*THE EXERCISE*:
Rewrite the rows below so that every "Shell lens" becomes "Outer shell lens", and keep everything else the same.

[A block of data]
---+---

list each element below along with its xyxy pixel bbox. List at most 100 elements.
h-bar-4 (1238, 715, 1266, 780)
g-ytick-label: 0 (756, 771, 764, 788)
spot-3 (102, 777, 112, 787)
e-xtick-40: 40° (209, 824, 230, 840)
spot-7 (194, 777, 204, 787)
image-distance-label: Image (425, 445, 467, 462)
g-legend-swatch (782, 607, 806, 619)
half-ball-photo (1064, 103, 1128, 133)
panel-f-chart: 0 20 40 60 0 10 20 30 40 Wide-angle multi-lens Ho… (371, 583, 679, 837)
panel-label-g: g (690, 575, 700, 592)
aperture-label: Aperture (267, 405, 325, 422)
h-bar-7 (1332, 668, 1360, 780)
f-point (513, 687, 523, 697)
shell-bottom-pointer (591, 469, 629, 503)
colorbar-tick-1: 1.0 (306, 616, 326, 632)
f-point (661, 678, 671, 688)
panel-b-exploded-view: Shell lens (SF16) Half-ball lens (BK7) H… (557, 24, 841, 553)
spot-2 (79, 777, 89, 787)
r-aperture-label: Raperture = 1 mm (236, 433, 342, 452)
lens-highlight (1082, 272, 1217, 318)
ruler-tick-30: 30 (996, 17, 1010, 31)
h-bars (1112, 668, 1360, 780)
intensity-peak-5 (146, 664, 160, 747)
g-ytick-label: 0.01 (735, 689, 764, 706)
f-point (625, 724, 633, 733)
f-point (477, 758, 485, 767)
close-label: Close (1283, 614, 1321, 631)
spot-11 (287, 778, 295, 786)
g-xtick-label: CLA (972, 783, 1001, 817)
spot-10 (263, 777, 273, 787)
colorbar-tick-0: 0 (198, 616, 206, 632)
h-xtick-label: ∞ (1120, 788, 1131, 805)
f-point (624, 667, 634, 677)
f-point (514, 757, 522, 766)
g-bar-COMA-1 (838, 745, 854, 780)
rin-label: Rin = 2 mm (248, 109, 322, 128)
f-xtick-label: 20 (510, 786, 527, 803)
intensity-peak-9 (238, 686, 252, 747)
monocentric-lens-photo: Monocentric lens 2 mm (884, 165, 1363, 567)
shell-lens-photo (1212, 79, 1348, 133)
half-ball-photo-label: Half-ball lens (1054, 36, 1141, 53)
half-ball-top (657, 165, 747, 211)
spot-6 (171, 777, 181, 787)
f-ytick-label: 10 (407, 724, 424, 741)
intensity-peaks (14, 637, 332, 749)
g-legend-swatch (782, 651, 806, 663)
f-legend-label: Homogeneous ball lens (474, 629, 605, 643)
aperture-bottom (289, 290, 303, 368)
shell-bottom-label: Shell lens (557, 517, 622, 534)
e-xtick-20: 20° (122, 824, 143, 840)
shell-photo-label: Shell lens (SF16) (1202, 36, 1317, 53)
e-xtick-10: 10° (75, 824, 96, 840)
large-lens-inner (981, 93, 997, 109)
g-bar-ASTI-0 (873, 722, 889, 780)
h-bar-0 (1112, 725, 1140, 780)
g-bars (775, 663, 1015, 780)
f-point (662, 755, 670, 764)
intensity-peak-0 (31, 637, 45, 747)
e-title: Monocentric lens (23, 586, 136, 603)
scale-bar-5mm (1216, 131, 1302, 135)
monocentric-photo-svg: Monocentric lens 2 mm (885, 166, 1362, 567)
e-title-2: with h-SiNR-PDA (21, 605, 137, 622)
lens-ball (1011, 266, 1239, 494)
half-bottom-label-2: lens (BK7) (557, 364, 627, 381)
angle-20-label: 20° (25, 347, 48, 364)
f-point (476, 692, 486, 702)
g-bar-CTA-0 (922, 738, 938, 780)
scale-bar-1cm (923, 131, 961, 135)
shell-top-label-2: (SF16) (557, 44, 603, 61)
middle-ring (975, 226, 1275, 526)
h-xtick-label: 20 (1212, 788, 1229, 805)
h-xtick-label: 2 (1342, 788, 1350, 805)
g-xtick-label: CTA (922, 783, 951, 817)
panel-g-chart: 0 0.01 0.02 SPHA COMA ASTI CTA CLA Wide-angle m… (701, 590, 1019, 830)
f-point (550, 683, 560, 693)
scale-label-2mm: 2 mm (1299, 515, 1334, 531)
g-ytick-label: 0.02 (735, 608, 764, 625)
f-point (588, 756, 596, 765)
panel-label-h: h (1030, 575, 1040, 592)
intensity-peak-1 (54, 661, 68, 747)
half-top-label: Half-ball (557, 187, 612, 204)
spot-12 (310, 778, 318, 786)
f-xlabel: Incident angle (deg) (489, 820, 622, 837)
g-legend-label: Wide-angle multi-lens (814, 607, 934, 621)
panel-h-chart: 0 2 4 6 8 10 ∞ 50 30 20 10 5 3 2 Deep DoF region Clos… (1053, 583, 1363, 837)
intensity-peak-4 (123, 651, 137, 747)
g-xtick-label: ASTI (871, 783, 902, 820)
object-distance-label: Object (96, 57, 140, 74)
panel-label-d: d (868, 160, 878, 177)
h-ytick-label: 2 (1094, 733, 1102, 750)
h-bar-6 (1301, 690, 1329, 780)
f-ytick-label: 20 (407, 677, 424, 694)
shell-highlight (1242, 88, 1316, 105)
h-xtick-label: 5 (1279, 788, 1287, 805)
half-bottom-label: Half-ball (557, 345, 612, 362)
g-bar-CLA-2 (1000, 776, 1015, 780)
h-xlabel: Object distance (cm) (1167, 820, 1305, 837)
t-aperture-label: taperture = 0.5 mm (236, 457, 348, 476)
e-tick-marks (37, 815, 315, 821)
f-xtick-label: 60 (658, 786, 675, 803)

---+---

*EXERCISE RESULT*:
list each element below along with its xyxy pixel bbox. List at most 100 elements.
h-bar-4 (1238, 715, 1266, 780)
g-ytick-label: 0 (756, 771, 764, 788)
spot-3 (102, 777, 112, 787)
e-xtick-40: 40° (209, 824, 230, 840)
spot-7 (194, 777, 204, 787)
image-distance-label: Image (425, 445, 467, 462)
g-legend-swatch (782, 607, 806, 619)
half-ball-photo (1064, 103, 1128, 133)
panel-f-chart: 0 20 40 60 0 10 20 30 40 Wide-angle multi-lens Ho… (371, 583, 679, 837)
panel-label-g: g (690, 575, 700, 592)
aperture-label: Aperture (267, 405, 325, 422)
h-bar-7 (1332, 668, 1360, 780)
f-point (513, 687, 523, 697)
shell-bottom-pointer (591, 469, 629, 503)
colorbar-tick-1: 1.0 (306, 616, 326, 632)
f-point (661, 678, 671, 688)
panel-b-exploded-view: Outer shell lens (SF16) Half-ball lens (BK7) H… (557, 24, 841, 553)
spot-2 (79, 777, 89, 787)
r-aperture-label: Raperture = 1 mm (236, 433, 342, 452)
lens-highlight (1082, 272, 1217, 318)
ruler-tick-30: 30 (996, 17, 1010, 31)
h-bars (1112, 668, 1360, 780)
intensity-peak-5 (146, 664, 160, 747)
g-ytick-label: 0.01 (735, 689, 764, 706)
f-point (625, 724, 633, 733)
f-point (477, 758, 485, 767)
close-label: Close (1283, 614, 1321, 631)
spot-11 (287, 778, 295, 786)
g-xtick-label: CLA (972, 783, 1001, 817)
spot-10 (263, 777, 273, 787)
colorbar-tick-0: 0 (198, 616, 206, 632)
h-xtick-label: ∞ (1120, 788, 1131, 805)
f-point (624, 667, 634, 677)
f-point (514, 757, 522, 766)
g-bar-COMA-1 (838, 745, 854, 780)
rin-label: Rin = 2 mm (248, 109, 322, 128)
f-xtick-label: 20 (510, 786, 527, 803)
intensity-peak-9 (238, 686, 252, 747)
monocentric-lens-photo: Monocentric lens 2 mm (884, 165, 1363, 567)
shell-lens-photo (1212, 79, 1348, 133)
half-ball-photo-label: Half-ball lens (1054, 36, 1141, 53)
half-ball-top (657, 165, 747, 211)
spot-6 (171, 777, 181, 787)
f-ytick-label: 10 (407, 724, 424, 741)
intensity-peaks (14, 637, 332, 749)
g-legend-swatch (782, 651, 806, 663)
f-legend-label: Homogeneous ball lens (474, 629, 605, 643)
aperture-bottom (289, 290, 303, 368)
shell-bottom-label: Outer shell lens (557, 517, 622, 534)
e-xtick-20: 20° (122, 824, 143, 840)
shell-photo-label: Outer shell lens (SF16) (1202, 36, 1317, 53)
e-xtick-10: 10° (75, 824, 96, 840)
large-lens-inner (981, 93, 997, 109)
g-bar-ASTI-0 (873, 722, 889, 780)
h-bar-0 (1112, 725, 1140, 780)
g-bars (775, 663, 1015, 780)
f-point (662, 755, 670, 764)
intensity-peak-0 (31, 637, 45, 747)
e-title: Monocentric lens (23, 586, 136, 603)
scale-bar-5mm (1216, 131, 1302, 135)
monocentric-photo-svg: Monocentric lens 2 mm (885, 166, 1362, 567)
e-title-2: with h-SiNR-PDA (21, 605, 137, 622)
lens-ball (1011, 266, 1239, 494)
half-bottom-label-2: lens (BK7) (557, 364, 627, 381)
angle-20-label: 20° (25, 347, 48, 364)
f-point (476, 692, 486, 702)
g-bar-CTA-0 (922, 738, 938, 780)
scale-bar-1cm (923, 131, 961, 135)
shell-top-label-2: (SF16) (557, 44, 603, 61)
middle-ring (975, 226, 1275, 526)
h-xtick-label: 20 (1212, 788, 1229, 805)
h-xtick-label: 2 (1342, 788, 1350, 805)
g-xtick-label: CTA (922, 783, 951, 817)
panel-g-chart: 0 0.01 0.02 SPHA COMA ASTI CTA CLA Wide-angle m… (701, 590, 1019, 830)
f-point (550, 683, 560, 693)
scale-label-2mm: 2 mm (1299, 515, 1334, 531)
g-ytick-label: 0.02 (735, 608, 764, 625)
f-point (588, 756, 596, 765)
panel-label-h: h (1030, 575, 1040, 592)
intensity-peak-1 (54, 661, 68, 747)
half-top-label: Half-ball (557, 187, 612, 204)
spot-12 (310, 778, 318, 786)
f-xlabel: Incident angle (deg) (489, 820, 622, 837)
g-legend-label: Wide-angle multi-lens (814, 607, 934, 621)
panel-h-chart: 0 2 4 6 8 10 ∞ 50 30 20 10 5 3 2 Deep DoF region Clos… (1053, 583, 1363, 837)
intensity-peak-4 (123, 651, 137, 747)
g-xtick-label: ASTI (871, 783, 902, 820)
object-distance-label: Object (96, 57, 140, 74)
panel-label-d: d (868, 160, 878, 177)
h-ytick-label: 2 (1094, 733, 1102, 750)
h-bar-6 (1301, 690, 1329, 780)
f-ytick-label: 20 (407, 677, 424, 694)
shell-highlight (1242, 88, 1316, 105)
h-xtick-label: 5 (1279, 788, 1287, 805)
half-bottom-label: Half-ball (557, 345, 612, 362)
g-bar-CLA-2 (1000, 776, 1015, 780)
h-xlabel: Object distance (cm) (1167, 820, 1305, 837)
t-aperture-label: taperture = 0.5 mm (236, 457, 348, 476)
e-tick-marks (37, 815, 315, 821)
f-xtick-label: 60 (658, 786, 675, 803)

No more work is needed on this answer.